# [Information given]

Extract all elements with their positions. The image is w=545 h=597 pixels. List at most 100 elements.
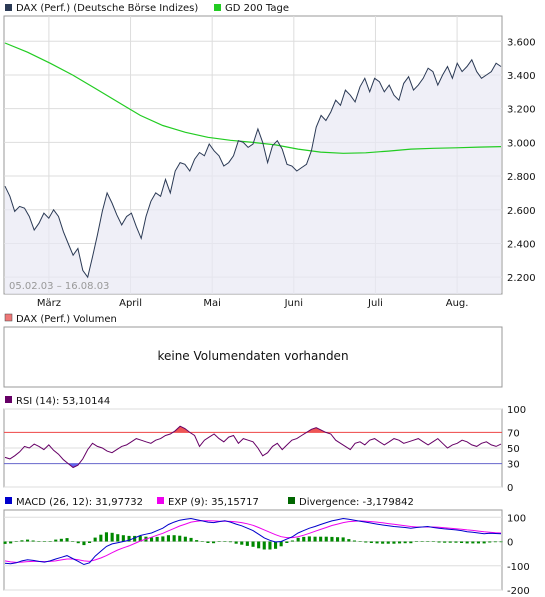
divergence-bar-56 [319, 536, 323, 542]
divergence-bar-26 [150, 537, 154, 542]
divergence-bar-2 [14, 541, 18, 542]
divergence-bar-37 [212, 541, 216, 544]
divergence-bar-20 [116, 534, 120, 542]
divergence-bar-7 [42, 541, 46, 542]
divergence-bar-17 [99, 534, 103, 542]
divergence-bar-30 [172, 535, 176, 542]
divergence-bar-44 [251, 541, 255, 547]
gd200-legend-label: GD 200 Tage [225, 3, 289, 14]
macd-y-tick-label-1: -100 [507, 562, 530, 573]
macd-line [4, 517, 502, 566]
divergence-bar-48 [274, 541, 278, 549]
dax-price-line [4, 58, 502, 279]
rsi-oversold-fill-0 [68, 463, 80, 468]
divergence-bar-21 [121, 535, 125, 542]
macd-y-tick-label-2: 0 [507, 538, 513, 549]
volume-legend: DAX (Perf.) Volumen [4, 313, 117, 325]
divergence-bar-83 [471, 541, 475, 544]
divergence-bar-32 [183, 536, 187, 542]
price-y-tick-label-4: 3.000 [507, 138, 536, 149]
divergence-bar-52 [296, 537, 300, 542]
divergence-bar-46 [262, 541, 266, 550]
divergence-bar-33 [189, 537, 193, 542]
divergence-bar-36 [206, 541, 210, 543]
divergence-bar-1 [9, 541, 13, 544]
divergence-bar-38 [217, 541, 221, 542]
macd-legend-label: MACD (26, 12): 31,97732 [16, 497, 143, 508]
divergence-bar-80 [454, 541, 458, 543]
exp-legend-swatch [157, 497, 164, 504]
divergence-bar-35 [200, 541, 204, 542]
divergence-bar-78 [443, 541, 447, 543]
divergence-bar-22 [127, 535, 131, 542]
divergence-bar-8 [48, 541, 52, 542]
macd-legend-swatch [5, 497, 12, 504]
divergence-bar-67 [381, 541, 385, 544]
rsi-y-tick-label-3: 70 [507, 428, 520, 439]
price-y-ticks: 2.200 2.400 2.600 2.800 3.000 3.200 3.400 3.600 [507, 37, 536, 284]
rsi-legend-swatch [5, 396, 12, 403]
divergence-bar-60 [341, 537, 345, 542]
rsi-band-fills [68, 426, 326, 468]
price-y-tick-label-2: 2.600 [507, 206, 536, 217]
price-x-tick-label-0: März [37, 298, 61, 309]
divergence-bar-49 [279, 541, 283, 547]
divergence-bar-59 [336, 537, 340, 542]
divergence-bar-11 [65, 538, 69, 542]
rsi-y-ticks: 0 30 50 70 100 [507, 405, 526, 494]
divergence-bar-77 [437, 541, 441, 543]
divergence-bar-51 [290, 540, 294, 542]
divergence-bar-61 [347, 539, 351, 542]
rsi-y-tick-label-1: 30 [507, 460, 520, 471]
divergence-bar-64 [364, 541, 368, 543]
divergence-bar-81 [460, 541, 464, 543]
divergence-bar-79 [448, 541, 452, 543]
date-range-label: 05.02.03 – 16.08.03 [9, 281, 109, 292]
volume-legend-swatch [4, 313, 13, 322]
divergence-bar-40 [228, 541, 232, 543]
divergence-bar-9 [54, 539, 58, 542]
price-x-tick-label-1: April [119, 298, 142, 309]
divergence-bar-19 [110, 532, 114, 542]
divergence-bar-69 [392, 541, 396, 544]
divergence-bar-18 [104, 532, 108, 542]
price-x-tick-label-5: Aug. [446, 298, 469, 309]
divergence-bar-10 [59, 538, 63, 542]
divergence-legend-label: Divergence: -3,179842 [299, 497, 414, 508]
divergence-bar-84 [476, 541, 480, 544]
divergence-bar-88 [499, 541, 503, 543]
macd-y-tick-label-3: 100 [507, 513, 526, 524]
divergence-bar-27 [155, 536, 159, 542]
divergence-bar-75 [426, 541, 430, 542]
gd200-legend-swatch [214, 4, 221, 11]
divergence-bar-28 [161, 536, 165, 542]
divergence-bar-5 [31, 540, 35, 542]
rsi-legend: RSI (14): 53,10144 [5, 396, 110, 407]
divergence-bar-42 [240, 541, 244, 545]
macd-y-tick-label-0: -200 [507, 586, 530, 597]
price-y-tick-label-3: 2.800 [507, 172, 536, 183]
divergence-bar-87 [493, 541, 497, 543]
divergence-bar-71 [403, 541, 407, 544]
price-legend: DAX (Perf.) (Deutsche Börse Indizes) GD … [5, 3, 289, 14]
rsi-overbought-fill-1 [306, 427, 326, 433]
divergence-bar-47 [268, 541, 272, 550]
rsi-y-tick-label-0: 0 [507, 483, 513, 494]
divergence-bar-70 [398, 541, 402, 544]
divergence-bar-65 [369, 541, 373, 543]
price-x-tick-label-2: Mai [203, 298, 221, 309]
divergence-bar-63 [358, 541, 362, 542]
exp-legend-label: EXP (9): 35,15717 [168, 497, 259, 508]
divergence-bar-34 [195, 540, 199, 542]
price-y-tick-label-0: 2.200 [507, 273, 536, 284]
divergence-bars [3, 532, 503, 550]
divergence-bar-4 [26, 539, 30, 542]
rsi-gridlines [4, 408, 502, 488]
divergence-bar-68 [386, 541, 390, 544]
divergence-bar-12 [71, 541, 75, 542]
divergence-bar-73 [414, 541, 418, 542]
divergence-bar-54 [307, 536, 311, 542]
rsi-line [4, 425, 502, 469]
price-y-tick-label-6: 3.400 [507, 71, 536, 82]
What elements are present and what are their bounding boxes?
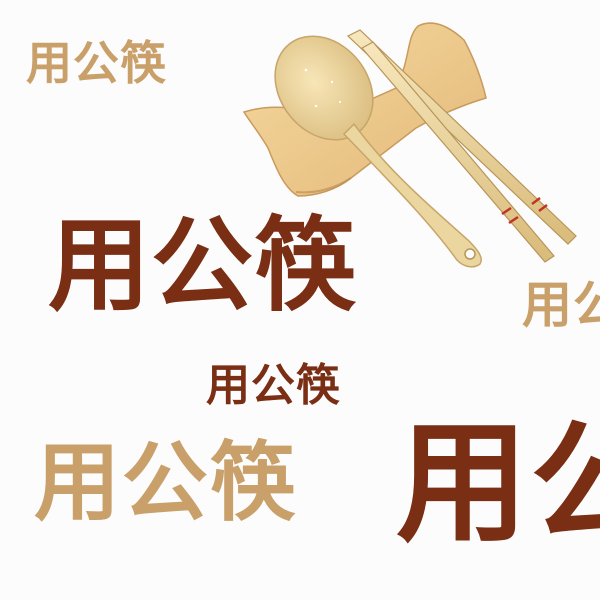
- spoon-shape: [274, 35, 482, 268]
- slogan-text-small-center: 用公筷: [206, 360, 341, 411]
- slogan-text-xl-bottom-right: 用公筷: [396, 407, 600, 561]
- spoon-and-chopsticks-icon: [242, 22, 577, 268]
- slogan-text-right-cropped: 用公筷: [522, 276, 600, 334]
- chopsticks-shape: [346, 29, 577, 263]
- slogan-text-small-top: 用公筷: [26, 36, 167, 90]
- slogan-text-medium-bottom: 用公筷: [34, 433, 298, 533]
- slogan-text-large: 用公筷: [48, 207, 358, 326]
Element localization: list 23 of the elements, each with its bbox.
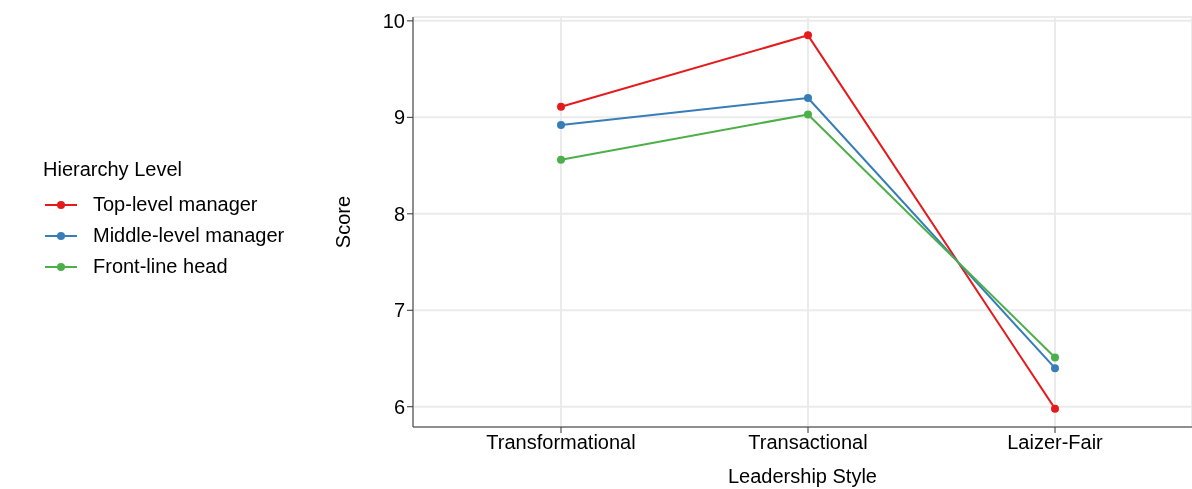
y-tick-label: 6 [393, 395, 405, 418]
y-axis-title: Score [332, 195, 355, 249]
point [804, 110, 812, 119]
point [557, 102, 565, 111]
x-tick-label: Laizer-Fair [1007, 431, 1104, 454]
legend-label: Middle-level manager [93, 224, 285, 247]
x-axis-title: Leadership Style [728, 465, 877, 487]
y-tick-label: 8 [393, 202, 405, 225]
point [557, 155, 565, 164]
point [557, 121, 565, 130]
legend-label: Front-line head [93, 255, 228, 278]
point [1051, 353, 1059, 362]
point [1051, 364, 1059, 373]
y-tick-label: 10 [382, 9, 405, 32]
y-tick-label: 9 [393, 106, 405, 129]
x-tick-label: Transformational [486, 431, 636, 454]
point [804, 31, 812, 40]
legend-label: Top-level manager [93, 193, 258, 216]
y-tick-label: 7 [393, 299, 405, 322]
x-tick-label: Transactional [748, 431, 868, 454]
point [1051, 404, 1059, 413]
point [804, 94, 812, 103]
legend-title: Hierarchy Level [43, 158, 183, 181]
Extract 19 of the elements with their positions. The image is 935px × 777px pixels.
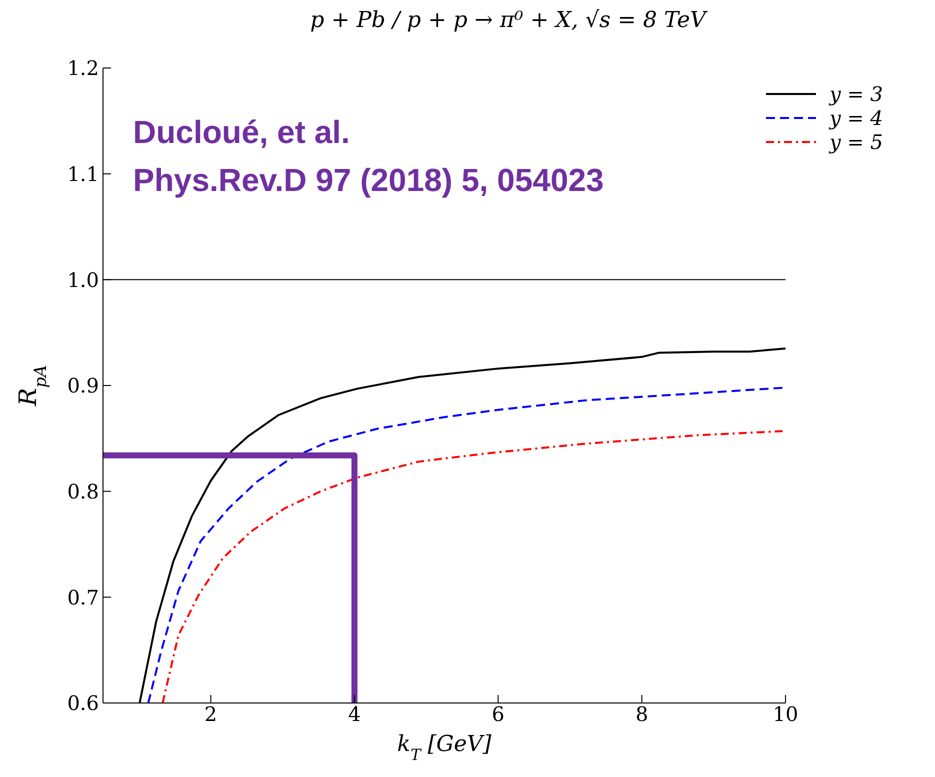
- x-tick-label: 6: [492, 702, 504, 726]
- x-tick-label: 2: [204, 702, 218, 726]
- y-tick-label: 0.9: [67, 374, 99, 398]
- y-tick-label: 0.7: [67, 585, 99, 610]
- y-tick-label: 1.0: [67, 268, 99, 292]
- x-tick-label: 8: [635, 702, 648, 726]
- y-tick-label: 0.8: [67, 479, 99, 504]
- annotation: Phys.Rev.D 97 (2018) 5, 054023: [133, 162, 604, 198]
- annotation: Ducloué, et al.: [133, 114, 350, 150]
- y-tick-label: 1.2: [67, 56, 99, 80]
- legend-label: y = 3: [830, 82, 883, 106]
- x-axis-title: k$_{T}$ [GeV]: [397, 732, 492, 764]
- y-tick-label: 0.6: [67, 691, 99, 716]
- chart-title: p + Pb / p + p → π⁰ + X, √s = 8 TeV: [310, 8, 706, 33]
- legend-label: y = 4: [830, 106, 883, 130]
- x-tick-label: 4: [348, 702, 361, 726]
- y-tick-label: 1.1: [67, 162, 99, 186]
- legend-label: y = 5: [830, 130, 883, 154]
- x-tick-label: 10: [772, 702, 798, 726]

# [Work to be completed]
Print the lines of the data from the one holding "- spoon-shape: [274, 35, 482, 268]" through the one holding "- slogan-text-right-cropped: 用公筷: [522, 276, 600, 334]", inclusive, with no changes.

# [Correct response]
- spoon-shape: [274, 35, 482, 268]
- slogan-text-small-center: 用公筷: [206, 360, 341, 411]
- slogan-text-xl-bottom-right: 用公筷: [396, 407, 600, 561]
- spoon-and-chopsticks-icon: [242, 22, 577, 268]
- slogan-text-right-cropped: 用公筷: [522, 276, 600, 334]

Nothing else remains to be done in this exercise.